**REQUIREMENT**.
Read the records below and copy each line that contains "thời".

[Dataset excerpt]
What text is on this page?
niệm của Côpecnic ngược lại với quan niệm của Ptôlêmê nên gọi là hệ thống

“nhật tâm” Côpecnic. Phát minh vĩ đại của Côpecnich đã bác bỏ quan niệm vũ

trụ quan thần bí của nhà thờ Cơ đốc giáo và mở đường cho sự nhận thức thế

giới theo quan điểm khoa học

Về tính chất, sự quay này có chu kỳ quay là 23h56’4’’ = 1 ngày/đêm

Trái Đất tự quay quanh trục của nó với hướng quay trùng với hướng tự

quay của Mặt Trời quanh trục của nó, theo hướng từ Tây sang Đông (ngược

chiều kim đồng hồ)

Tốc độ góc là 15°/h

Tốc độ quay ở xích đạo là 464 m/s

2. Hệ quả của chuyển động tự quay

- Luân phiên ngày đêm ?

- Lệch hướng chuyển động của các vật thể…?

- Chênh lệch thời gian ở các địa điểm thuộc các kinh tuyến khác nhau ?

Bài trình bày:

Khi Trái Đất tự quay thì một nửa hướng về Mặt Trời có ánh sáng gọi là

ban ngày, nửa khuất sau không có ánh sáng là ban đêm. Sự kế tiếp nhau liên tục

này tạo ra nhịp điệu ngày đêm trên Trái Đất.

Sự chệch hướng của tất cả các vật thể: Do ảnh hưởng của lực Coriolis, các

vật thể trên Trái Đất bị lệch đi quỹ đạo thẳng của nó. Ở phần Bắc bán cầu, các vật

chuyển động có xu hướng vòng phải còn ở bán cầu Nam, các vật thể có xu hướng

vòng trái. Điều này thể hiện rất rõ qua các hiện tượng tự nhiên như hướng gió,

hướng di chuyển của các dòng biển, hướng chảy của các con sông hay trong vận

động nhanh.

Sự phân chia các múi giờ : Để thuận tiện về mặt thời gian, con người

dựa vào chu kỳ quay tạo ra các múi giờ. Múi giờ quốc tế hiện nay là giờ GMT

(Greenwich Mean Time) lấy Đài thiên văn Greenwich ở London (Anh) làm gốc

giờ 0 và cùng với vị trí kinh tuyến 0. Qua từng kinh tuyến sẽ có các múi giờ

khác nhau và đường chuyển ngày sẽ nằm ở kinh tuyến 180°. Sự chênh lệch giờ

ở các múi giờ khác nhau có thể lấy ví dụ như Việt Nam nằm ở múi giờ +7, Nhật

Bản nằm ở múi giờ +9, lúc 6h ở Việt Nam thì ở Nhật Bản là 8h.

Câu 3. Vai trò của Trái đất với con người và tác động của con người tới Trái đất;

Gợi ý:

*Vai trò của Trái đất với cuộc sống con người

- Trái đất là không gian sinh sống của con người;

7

**PROBLEM SOLUTION**.
- Chênh lệch thời gian ở các địa điểm thuộc các kinh tuyến khác nhau ?
Sự phân chia các múi giờ : Để thuận tiện về mặt thời gian, con người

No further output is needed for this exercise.